JOB: Restate the records below word for word, and omit the images they hold.

EXTRACTED DATA:
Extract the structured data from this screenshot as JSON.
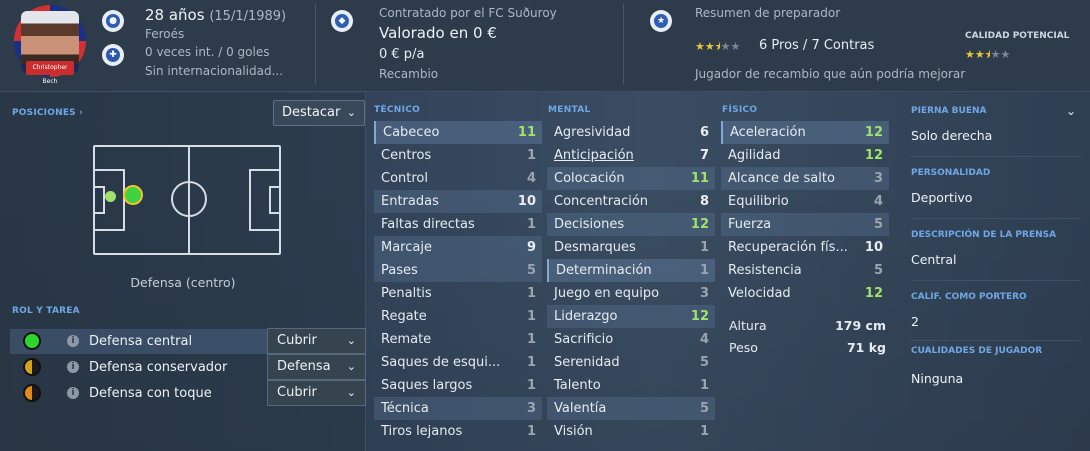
{
  "header": {
    "age": "28 años",
    "birth": "(15/1/1989)",
    "nation": "Feroés",
    "intl": "0 veces int. / 0 goles",
    "intl_status": "Sin internacionalidad...",
    "contract": "Contratado por el FC Suðuroy",
    "value": "Valorado en 0 €",
    "wage": "0 € p/a",
    "squad_status": "Recambio",
    "coach_title": "Resumen de preparador",
    "pros_cons": "6 Pros / 7 Contras",
    "coach_summary": "Jugador de recambio que aún podría mejorar",
    "potential_label": "CALIDAD POTENCIAL",
    "avatar_name": "Christopher Bech",
    "coach_stars": 2.5,
    "potential_stars": 2.5
  },
  "left": {
    "positions_label": "POSICIONES ›",
    "highlight": "Destacar",
    "position_name": "Defensa (centro)",
    "role_label": "ROL Y TAREA",
    "roles": [
      {
        "name": "Defensa central",
        "duty": "Cubrir"
      },
      {
        "name": "Defensa conservador",
        "duty": "Defensa"
      },
      {
        "name": "Defensa con toque",
        "duty": "Cubrir"
      }
    ]
  },
  "attributes": {
    "technical_label": "TÉCNICO",
    "mental_label": "MENTAL",
    "physical_label": "FÍSICO",
    "technical": [
      {
        "name": "Cabeceo",
        "value": "11"
      },
      {
        "name": "Centros",
        "value": "1"
      },
      {
        "name": "Control",
        "value": "4"
      },
      {
        "name": "Entradas",
        "value": "10"
      },
      {
        "name": "Faltas directas",
        "value": "1"
      },
      {
        "name": "Marcaje",
        "value": "9"
      },
      {
        "name": "Pases",
        "value": "5"
      },
      {
        "name": "Penaltis",
        "value": "1"
      },
      {
        "name": "Regate",
        "value": "1"
      },
      {
        "name": "Remate",
        "value": "1"
      },
      {
        "name": "Saques de esqui...",
        "value": "1"
      },
      {
        "name": "Saques largos",
        "value": "1"
      },
      {
        "name": "Técnica",
        "value": "3"
      },
      {
        "name": "Tiros lejanos",
        "value": "1"
      }
    ],
    "mental": [
      {
        "name": "Agresividad",
        "value": "6"
      },
      {
        "name": "Anticipación",
        "value": "7"
      },
      {
        "name": "Colocación",
        "value": "11"
      },
      {
        "name": "Concentración",
        "value": "8"
      },
      {
        "name": "Decisiones",
        "value": "12"
      },
      {
        "name": "Desmarques",
        "value": "1"
      },
      {
        "name": "Determinación",
        "value": "1"
      },
      {
        "name": "Juego en equipo",
        "value": "3"
      },
      {
        "name": "Liderazgo",
        "value": "12"
      },
      {
        "name": "Sacrificio",
        "value": "4"
      },
      {
        "name": "Serenidad",
        "value": "5"
      },
      {
        "name": "Talento",
        "value": "1"
      },
      {
        "name": "Valentía",
        "value": "5"
      },
      {
        "name": "Visión",
        "value": "1"
      }
    ],
    "physical": [
      {
        "name": "Aceleración",
        "value": "12"
      },
      {
        "name": "Agilidad",
        "value": "12"
      },
      {
        "name": "Alcance de salto",
        "value": "3"
      },
      {
        "name": "Equilibrio",
        "value": "4"
      },
      {
        "name": "Fuerza",
        "value": "5"
      },
      {
        "name": "Recuperación fís...",
        "value": "10"
      },
      {
        "name": "Resistencia",
        "value": "5"
      },
      {
        "name": "Velocidad",
        "value": "12"
      }
    ],
    "height_label": "Altura",
    "height": "179 cm",
    "weight_label": "Peso",
    "weight": "71 kg"
  },
  "right": {
    "foot_label": "PIERNA BUENA",
    "foot": "Solo derecha",
    "personality_label": "PERSONALIDAD",
    "personality": "Deportivo",
    "press_label": "DESCRIPCIÓN DE LA PRENSA",
    "press": "Central",
    "gk_label": "CALIF. COMO PORTERO",
    "gk": "2",
    "qualities_label": "CUALIDADES DE JUGADOR",
    "qualities": "Ninguna"
  },
  "colors": {
    "accent_blue": "#6fa7e6",
    "good_green": "#9fe36b",
    "star_gold": "#e9c43a"
  }
}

TASK SOLUTION:
Extract the structured data from this screenshot as JSON.
{
  "header": {
    "age": "28 años",
    "birth": "(15/1/1989)",
    "nation": "Feroés",
    "intl": "0 veces int. / 0 goles",
    "intl_status": "Sin internacionalidad...",
    "contract": "Contratado por el FC Suðuroy",
    "value": "Valorado en 0 €",
    "wage": "0 € p/a",
    "squad_status": "Recambio",
    "coach_title": "Resumen de preparador",
    "pros_cons": "6 Pros / 7 Contras",
    "coach_summary": "Jugador de recambio que aún podría mejorar",
    "potential_label": "CALIDAD POTENCIAL",
    "avatar_name": "Christopher Bech",
    "coach_stars": 2.5,
    "potential_stars": 2.5
  },
  "left": {
    "positions_label": "POSICIONES ›",
    "highlight": "Destacar",
    "position_name": "Defensa (centro)",
    "role_label": "ROL Y TAREA",
    "roles": [
      {
        "name": "Defensa central",
        "duty": "Cubrir"
      },
      {
        "name": "Defensa conservador",
        "duty": "Defensa"
      },
      {
        "name": "Defensa con toque",
        "duty": "Cubrir"
      }
    ]
  },
  "attributes": {
    "technical_label": "TÉCNICO",
    "mental_label": "MENTAL",
    "physical_label": "FÍSICO",
    "technical": [
      {
        "name": "Cabeceo",
        "value": "11"
      },
      {
        "name": "Centros",
        "value": "1"
      },
      {
        "name": "Control",
        "value": "4"
      },
      {
        "name": "Entradas",
        "value": "10"
      },
      {
        "name": "Faltas directas",
        "value": "1"
      },
      {
        "name": "Marcaje",
        "value": "9"
      },
      {
        "name": "Pases",
        "value": "5"
      },
      {
        "name": "Penaltis",
        "value": "1"
      },
      {
        "name": "Regate",
        "value": "1"
      },
      {
        "name": "Remate",
        "value": "1"
      },
      {
        "name": "Saques de esqui...",
        "value": "1"
      },
      {
        "name": "Saques largos",
        "value": "1"
      },
      {
        "name": "Técnica",
        "value": "3"
      },
      {
        "name": "Tiros lejanos",
        "value": "1"
      }
    ],
    "mental": [
      {
        "name": "Agresividad",
        "value": "6"
      },
      {
        "name": "Anticipación",
        "value": "7"
      },
      {
        "name": "Colocación",
        "value": "11"
      },
      {
        "name": "Concentración",
        "value": "8"
      },
      {
        "name": "Decisiones",
        "value": "12"
      },
      {
        "name": "Desmarques",
        "value": "1"
      },
      {
        "name": "Determinación",
        "value": "1"
      },
      {
        "name": "Juego en equipo",
        "value": "3"
      },
      {
        "name": "Liderazgo",
        "value": "12"
      },
      {
        "name": "Sacrificio",
        "value": "4"
      },
      {
        "name": "Serenidad",
        "value": "5"
      },
      {
        "name": "Talento",
        "value": "1"
      },
      {
        "name": "Valentía",
        "value": "5"
      },
      {
        "name": "Visión",
        "value": "1"
      }
    ],
    "physical": [
      {
        "name": "Aceleración",
        "value": "12"
      },
      {
        "name": "Agilidad",
        "value": "12"
      },
      {
        "name": "Alcance de salto",
        "value": "3"
      },
      {
        "name": "Equilibrio",
        "value": "4"
      },
      {
        "name": "Fuerza",
        "value": "5"
      },
      {
        "name": "Recuperación fís...",
        "value": "10"
      },
      {
        "name": "Resistencia",
        "value": "5"
      },
      {
        "name": "Velocidad",
        "value": "12"
      }
    ],
    "height_label": "Altura",
    "height": "179 cm",
    "weight_label": "Peso",
    "weight": "71 kg"
  },
  "right": {
    "foot_label": "PIERNA BUENA",
    "foot": "Solo derecha",
    "personality_label": "PERSONALIDAD",
    "personality": "Deportivo",
    "press_label": "DESCRIPCIÓN DE LA PRENSA",
    "press": "Central",
    "gk_label": "CALIF. COMO PORTERO",
    "gk": "2",
    "qualities_label": "CUALIDADES DE JUGADOR",
    "qualities": "Ninguna"
  },
  "colors": {
    "accent_blue": "#6fa7e6",
    "good_green": "#9fe36b",
    "star_gold": "#e9c43a"
  }
}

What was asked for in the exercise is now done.